> _Dataset records_:
** BEGIN **

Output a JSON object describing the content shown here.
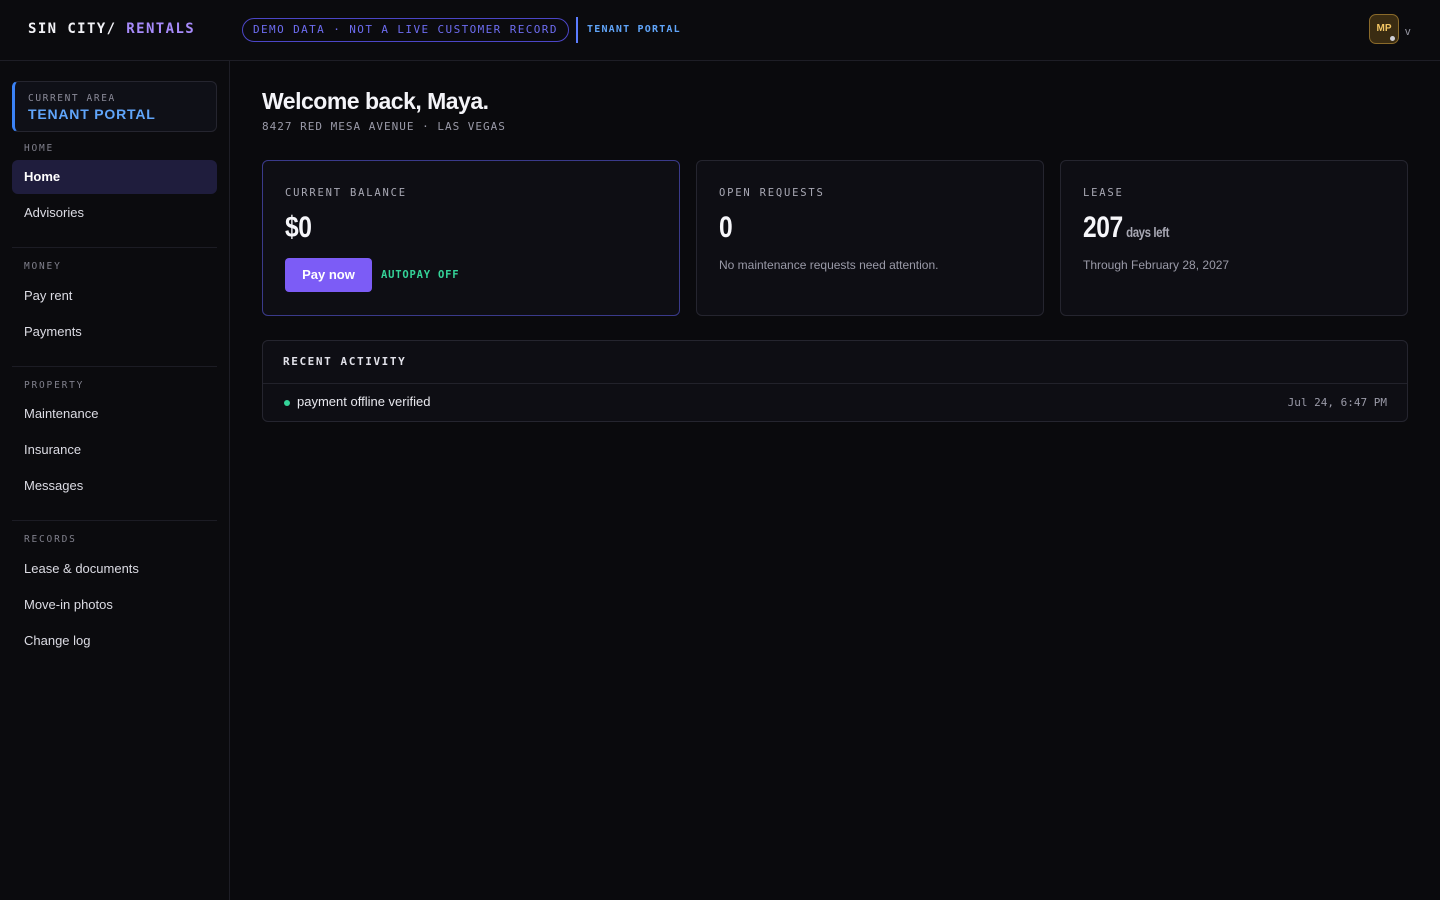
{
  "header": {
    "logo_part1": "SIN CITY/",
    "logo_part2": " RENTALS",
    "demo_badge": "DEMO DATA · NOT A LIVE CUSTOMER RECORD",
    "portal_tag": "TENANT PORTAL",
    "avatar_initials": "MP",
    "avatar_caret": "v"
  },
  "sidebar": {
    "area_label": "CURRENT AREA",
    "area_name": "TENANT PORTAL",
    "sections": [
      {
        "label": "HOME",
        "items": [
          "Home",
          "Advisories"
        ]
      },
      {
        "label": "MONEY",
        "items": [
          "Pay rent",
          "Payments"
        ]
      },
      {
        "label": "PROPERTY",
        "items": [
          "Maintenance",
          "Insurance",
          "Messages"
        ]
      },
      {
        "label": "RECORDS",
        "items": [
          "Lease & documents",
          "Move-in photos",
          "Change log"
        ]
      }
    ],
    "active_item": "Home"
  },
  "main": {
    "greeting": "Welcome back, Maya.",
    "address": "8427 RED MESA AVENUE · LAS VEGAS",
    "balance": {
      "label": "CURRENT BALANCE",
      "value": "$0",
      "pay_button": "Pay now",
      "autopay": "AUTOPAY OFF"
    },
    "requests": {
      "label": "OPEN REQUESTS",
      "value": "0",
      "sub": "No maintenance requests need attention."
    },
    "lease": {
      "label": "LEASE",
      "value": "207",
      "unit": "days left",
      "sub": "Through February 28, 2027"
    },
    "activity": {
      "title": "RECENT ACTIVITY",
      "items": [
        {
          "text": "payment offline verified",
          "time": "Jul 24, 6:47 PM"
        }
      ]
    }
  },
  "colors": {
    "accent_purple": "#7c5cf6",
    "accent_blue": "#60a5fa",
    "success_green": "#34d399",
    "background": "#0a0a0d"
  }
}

** END **

> _REQUIRED TASK_:
Pictures stay out of the copy; please restate every record above exactly.

> _ANSWER TO THIS PROBLEM_:
Output a JSON object describing the content shown here.
{
  "header": {
    "logo_part1": "SIN CITY/",
    "logo_part2": " RENTALS",
    "demo_badge": "DEMO DATA · NOT A LIVE CUSTOMER RECORD",
    "portal_tag": "TENANT PORTAL",
    "avatar_initials": "MP",
    "avatar_caret": "v"
  },
  "sidebar": {
    "area_label": "CURRENT AREA",
    "area_name": "TENANT PORTAL",
    "sections": [
      {
        "label": "HOME",
        "items": [
          "Home",
          "Advisories"
        ]
      },
      {
        "label": "MONEY",
        "items": [
          "Pay rent",
          "Payments"
        ]
      },
      {
        "label": "PROPERTY",
        "items": [
          "Maintenance",
          "Insurance",
          "Messages"
        ]
      },
      {
        "label": "RECORDS",
        "items": [
          "Lease & documents",
          "Move-in photos",
          "Change log"
        ]
      }
    ],
    "active_item": "Home"
  },
  "main": {
    "greeting": "Welcome back, Maya.",
    "address": "8427 RED MESA AVENUE · LAS VEGAS",
    "balance": {
      "label": "CURRENT BALANCE",
      "value": "$0",
      "pay_button": "Pay now",
      "autopay": "AUTOPAY OFF"
    },
    "requests": {
      "label": "OPEN REQUESTS",
      "value": "0",
      "sub": "No maintenance requests need attention."
    },
    "lease": {
      "label": "LEASE",
      "value": "207",
      "unit": "days left",
      "sub": "Through February 28, 2027"
    },
    "activity": {
      "title": "RECENT ACTIVITY",
      "items": [
        {
          "text": "payment offline verified",
          "time": "Jul 24, 6:47 PM"
        }
      ]
    }
  },
  "colors": {
    "accent_purple": "#7c5cf6",
    "accent_blue": "#60a5fa",
    "success_green": "#34d399",
    "background": "#0a0a0d"
  }
}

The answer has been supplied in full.